Could you write out the records below exactly as they appear?

═══ RECORDS FOR THIS EXERCISE ═══

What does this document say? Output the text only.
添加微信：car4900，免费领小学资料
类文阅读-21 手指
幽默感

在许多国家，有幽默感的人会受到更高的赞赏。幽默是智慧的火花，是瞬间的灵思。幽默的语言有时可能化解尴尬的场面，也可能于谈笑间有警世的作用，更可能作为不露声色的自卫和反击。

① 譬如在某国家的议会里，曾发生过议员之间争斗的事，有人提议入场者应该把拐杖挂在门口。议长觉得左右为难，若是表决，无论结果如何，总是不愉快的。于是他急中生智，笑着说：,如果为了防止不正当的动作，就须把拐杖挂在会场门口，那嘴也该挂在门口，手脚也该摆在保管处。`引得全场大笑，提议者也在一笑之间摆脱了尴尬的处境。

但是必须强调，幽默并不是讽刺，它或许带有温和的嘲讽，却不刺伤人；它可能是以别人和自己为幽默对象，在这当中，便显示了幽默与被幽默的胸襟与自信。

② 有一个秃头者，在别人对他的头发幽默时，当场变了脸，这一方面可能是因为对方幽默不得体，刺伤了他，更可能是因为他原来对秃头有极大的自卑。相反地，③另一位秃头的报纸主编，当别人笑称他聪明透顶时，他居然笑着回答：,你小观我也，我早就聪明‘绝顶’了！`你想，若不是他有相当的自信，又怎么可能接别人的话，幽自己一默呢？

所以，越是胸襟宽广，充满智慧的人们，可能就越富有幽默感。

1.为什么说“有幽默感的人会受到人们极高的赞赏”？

═══

◆ WRITTEN RESPONSE
What does this document say? Output the text only.
添加微信：car4900，免费领小学资料
类文阅读-21 手指
幽默感

在许多国家，有幽默感的人会受到更高的赞赏。幽默是智慧的火花，是瞬间的灵思。幽默的语言有时可能化解尴尬的场面，也可能于谈笑间有警世的作用，更可能作为不露声色的自卫和反击。

① 譬如在某国家的议会里，曾发生过议员之间争斗的事，有人提议入场者应该把拐杖挂在门口。议长觉得左右为难，若是表决，无论结果如何，总是不愉快的。于是他急中生智，笑着说：,如果为了防止不正当的动作，就须把拐杖挂在会场门口，那嘴也该挂在门口，手脚也该摆在保管处。`引得全场大笑，提议者也在一笑之间摆脱了尴尬的处境。

但是必须强调，幽默并不是讽刺，它或许带有温和的嘲讽，却不刺伤人；它可能是以别人和自己为幽默对象，在这当中，便显示了幽默与被幽默的胸襟与自信。

② 有一个秃头者，在别人对他的头发幽默时，当场变了脸，这一方面可能是因为对方幽默不得体，刺伤了他，更可能是因为他原来对秃头有极大的自卑。相反地，③另一位秃头的报纸主编，当别人笑称他聪明透顶时，他居然笑着回答：,你小观我也，我早就聪明‘绝顶’了！`你想，若不是他有相当的自信，又怎么可能接别人的话，幽自己一默呢？

所以，越是胸襟宽广，充满智慧的人们，可能就越富有幽默感。

1.为什么说“有幽默感的人会受到人们极高的赞赏”？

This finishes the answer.